▶ **Direction**: Using the records that follow, copy every line containing the word "worden".
[Start]
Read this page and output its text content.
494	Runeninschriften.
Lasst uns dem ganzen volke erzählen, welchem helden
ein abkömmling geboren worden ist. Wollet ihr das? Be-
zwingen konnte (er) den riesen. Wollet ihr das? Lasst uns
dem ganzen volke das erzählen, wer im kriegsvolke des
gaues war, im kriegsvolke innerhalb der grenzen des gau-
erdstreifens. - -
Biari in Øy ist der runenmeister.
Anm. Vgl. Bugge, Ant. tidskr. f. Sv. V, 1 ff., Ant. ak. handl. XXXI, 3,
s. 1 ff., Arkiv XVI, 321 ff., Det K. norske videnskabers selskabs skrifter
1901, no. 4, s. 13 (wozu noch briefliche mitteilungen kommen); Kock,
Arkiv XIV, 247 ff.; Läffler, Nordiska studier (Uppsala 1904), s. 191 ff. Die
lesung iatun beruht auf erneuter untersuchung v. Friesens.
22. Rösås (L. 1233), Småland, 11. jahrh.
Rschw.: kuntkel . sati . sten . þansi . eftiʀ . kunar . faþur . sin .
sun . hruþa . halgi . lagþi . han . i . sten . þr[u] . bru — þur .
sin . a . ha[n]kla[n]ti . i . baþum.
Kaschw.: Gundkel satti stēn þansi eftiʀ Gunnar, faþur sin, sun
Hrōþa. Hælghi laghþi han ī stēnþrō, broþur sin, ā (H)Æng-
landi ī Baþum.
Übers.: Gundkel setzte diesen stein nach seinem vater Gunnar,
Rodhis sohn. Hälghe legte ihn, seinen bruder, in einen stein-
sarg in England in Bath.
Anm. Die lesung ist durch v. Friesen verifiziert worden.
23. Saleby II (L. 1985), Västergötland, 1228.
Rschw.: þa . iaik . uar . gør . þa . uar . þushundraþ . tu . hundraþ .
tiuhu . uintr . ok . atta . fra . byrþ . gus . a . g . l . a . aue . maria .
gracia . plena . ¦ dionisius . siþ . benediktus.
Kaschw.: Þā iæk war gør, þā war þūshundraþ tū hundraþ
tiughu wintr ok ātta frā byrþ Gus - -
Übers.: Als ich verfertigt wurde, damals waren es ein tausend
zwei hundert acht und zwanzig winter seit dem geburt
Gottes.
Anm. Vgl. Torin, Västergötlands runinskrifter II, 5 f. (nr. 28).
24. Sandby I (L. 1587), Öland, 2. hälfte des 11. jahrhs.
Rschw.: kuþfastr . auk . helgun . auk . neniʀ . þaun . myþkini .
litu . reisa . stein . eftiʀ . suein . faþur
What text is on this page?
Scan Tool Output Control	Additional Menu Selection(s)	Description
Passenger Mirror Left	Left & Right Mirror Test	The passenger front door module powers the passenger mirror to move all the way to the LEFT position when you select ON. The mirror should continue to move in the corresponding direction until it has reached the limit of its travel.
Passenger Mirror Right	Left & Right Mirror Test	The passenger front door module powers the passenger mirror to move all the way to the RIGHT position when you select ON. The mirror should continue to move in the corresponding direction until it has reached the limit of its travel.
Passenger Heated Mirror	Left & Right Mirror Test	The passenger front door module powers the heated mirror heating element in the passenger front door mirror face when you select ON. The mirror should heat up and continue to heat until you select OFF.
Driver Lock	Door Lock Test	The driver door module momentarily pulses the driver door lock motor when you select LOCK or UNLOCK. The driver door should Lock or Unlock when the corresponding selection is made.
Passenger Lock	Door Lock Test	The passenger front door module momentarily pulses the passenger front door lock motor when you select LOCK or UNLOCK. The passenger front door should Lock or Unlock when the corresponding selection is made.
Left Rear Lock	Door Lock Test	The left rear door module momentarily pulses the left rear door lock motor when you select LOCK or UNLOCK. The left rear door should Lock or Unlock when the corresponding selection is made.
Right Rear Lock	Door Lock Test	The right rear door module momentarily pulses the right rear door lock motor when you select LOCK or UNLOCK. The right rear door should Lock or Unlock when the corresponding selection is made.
[End]
[Start]
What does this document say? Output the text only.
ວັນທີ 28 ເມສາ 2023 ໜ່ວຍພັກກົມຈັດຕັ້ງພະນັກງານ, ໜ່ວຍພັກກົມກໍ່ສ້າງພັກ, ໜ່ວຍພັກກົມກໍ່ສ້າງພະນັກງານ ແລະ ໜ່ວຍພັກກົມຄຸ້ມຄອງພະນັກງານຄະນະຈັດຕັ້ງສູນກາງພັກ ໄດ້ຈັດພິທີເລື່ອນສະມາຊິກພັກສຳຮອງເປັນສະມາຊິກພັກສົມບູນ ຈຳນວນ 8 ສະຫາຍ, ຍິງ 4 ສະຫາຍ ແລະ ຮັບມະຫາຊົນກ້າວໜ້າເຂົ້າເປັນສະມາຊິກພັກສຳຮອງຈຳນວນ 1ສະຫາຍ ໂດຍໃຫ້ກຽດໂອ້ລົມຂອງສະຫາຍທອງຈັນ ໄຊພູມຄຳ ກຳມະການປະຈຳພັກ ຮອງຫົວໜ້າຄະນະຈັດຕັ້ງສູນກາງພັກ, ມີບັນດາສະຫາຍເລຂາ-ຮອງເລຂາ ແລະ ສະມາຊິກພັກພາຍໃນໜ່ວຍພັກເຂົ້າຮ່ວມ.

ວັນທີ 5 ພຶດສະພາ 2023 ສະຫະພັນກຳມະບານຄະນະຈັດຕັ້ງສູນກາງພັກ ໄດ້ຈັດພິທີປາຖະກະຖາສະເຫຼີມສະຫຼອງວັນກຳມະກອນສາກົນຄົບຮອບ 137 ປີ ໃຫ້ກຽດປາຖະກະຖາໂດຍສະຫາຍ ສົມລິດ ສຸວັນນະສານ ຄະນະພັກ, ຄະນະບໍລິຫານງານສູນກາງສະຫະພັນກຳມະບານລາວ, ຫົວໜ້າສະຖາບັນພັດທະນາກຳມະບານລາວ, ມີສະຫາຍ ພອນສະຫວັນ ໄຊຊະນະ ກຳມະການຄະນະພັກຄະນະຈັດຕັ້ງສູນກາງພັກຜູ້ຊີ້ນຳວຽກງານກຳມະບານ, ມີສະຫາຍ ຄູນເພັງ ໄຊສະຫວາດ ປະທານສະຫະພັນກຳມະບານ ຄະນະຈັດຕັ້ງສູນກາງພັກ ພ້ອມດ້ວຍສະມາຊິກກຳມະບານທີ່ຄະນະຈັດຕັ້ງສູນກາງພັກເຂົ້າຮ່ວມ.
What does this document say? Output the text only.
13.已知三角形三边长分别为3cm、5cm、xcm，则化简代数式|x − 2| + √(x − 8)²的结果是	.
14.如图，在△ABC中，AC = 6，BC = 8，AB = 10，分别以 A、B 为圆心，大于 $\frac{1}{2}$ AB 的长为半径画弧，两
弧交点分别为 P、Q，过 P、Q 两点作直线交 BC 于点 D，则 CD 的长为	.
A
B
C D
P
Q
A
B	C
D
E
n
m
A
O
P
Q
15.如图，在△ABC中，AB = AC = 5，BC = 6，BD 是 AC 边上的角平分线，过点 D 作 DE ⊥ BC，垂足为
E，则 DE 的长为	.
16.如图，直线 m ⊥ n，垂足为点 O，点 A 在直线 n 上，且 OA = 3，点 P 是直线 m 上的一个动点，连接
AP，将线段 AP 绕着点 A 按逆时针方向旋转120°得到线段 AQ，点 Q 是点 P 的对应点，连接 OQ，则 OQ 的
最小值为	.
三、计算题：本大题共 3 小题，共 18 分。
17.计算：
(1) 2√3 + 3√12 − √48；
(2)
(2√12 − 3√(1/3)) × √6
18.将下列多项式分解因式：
[End]
▶ **Full response**:
ein abkömmling geboren worden ist. Wollet ihr das? Be-
Anm. Die lesung ist durch v. Friesen verifiziert worden.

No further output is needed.